▶ _Set task_
Reproduce all of the material word for word.

[Collected data]
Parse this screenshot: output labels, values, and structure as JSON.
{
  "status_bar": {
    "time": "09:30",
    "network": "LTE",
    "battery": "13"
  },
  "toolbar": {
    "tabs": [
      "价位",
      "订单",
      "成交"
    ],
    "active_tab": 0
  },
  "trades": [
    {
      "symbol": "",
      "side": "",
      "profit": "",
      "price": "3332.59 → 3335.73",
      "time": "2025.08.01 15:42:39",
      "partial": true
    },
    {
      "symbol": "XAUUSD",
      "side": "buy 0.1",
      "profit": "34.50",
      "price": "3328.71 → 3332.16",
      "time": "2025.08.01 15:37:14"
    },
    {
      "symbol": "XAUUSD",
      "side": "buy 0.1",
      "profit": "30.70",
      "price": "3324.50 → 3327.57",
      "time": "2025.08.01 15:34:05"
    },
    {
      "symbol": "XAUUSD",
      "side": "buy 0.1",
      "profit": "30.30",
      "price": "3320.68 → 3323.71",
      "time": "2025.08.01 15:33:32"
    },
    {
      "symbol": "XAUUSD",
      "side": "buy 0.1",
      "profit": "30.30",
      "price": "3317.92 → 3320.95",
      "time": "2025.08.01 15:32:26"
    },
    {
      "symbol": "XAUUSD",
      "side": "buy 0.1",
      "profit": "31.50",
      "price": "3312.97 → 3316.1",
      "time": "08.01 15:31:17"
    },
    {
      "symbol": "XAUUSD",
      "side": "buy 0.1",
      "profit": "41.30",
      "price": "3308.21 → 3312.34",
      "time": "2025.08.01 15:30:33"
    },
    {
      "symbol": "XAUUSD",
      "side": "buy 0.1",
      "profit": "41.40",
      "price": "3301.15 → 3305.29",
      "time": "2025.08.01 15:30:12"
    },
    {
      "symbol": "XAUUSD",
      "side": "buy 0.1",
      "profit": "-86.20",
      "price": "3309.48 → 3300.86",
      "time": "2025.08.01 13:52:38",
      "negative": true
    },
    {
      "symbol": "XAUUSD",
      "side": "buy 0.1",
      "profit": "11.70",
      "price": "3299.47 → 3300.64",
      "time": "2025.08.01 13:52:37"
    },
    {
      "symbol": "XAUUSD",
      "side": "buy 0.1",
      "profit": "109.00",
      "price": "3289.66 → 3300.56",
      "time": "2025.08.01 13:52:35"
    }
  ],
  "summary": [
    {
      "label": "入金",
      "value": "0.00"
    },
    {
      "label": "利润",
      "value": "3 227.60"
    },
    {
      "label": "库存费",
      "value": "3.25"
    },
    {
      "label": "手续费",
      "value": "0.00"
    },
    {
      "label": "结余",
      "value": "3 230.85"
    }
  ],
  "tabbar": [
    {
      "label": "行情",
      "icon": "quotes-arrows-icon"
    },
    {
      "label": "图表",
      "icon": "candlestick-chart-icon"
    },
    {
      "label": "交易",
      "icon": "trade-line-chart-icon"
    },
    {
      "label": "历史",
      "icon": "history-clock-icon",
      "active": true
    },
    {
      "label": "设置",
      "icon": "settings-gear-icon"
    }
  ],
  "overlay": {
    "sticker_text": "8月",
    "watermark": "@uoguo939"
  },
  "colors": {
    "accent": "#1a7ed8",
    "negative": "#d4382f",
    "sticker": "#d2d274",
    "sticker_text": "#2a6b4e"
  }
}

▶ _Output for this exercise_
Parse this screenshot: output labels, values, and structure as JSON.
{
  "status_bar": {
    "time": "09:30",
    "network": "LTE",
    "battery": "13"
  },
  "toolbar": {
    "tabs": [
      "价位",
      "订单",
      "成交"
    ],
    "active_tab": 0
  },
  "trades": [
    {
      "symbol": "",
      "side": "",
      "profit": "",
      "price": "3332.59 → 3335.73",
      "time": "2025.08.01 15:42:39",
      "partial": true
    },
    {
      "symbol": "XAUUSD",
      "side": "buy 0.1",
      "profit": "34.50",
      "price": "3328.71 → 3332.16",
      "time": "2025.08.01 15:37:14"
    },
    {
      "symbol": "XAUUSD",
      "side": "buy 0.1",
      "profit": "30.70",
      "price": "3324.50 → 3327.57",
      "time": "2025.08.01 15:34:05"
    },
    {
      "symbol": "XAUUSD",
      "side": "buy 0.1",
      "profit": "30.30",
      "price": "3320.68 → 3323.71",
      "time": "2025.08.01 15:33:32"
    },
    {
      "symbol": "XAUUSD",
      "side": "buy 0.1",
      "profit": "30.30",
      "price": "3317.92 → 3320.95",
      "time": "2025.08.01 15:32:26"
    },
    {
      "symbol": "XAUUSD",
      "side": "buy 0.1",
      "profit": "31.50",
      "price": "3312.97 → 3316.1",
      "time": "08.01 15:31:17"
    },
    {
      "symbol": "XAUUSD",
      "side": "buy 0.1",
      "profit": "41.30",
      "price": "3308.21 → 3312.34",
      "time": "2025.08.01 15:30:33"
    },
    {
      "symbol": "XAUUSD",
      "side": "buy 0.1",
      "profit": "41.40",
      "price": "3301.15 → 3305.29",
      "time": "2025.08.01 15:30:12"
    },
    {
      "symbol": "XAUUSD",
      "side": "buy 0.1",
      "profit": "-86.20",
      "price": "3309.48 → 3300.86",
      "time": "2025.08.01 13:52:38",
      "negative": true
    },
    {
      "symbol": "XAUUSD",
      "side": "buy 0.1",
      "profit": "11.70",
      "price": "3299.47 → 3300.64",
      "time": "2025.08.01 13:52:37"
    },
    {
      "symbol": "XAUUSD",
      "side": "buy 0.1",
      "profit": "109.00",
      "price": "3289.66 → 3300.56",
      "time": "2025.08.01 13:52:35"
    }
  ],
  "summary": [
    {
      "label": "入金",
      "value": "0.00"
    },
    {
      "label": "利润",
      "value": "3 227.60"
    },
    {
      "label": "库存费",
      "value": "3.25"
    },
    {
      "label": "手续费",
      "value": "0.00"
    },
    {
      "label": "结余",
      "value": "3 230.85"
    }
  ],
  "tabbar": [
    {
      "label": "行情",
      "icon": "quotes-arrows-icon"
    },
    {
      "label": "图表",
      "icon": "candlestick-chart-icon"
    },
    {
      "label": "交易",
      "icon": "trade-line-chart-icon"
    },
    {
      "label": "历史",
      "icon": "history-clock-icon",
      "active": true
    },
    {
      "label": "设置",
      "icon": "settings-gear-icon"
    }
  ],
  "overlay": {
    "sticker_text": "8月",
    "watermark": "@uoguo939"
  },
  "colors": {
    "accent": "#1a7ed8",
    "negative": "#d4382f",
    "sticker": "#d2d274",
    "sticker_text": "#2a6b4e"
  }
}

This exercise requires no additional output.